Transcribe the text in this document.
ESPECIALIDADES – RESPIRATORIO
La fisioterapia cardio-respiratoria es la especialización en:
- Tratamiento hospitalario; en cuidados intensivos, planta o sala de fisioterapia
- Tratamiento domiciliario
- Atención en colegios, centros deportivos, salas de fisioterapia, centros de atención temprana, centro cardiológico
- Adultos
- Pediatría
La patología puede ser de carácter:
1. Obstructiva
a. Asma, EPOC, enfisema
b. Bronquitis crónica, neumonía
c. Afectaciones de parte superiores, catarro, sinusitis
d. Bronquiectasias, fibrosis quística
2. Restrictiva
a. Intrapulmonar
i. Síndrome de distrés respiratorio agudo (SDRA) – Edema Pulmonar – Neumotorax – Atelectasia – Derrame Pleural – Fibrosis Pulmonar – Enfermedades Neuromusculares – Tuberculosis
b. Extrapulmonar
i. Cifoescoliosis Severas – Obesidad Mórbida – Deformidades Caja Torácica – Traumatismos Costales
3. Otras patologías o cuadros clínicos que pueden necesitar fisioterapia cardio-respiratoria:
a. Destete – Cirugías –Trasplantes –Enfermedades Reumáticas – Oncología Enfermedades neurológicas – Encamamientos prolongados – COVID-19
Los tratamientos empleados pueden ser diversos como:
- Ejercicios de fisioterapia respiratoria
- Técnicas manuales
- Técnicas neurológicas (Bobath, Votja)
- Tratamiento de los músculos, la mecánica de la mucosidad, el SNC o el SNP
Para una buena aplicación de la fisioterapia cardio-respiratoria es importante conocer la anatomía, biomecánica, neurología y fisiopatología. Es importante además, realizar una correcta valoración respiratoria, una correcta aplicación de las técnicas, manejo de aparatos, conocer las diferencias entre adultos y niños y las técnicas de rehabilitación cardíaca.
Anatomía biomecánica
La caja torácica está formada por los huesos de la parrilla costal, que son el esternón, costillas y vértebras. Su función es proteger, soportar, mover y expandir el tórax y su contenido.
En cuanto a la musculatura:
- - - - - - -
> _Exercise_
Look through the data above. Each line containing the word "neurológicas" needs to be copied.

> _Exercise output_
a. Destete – Cirugías –Trasplantes –Enfermedades Reumáticas – Oncología Enfermedades neurológicas – Encamamientos prolongados – COVID-19
- Técnicas neurológicas (Bobath, Votja)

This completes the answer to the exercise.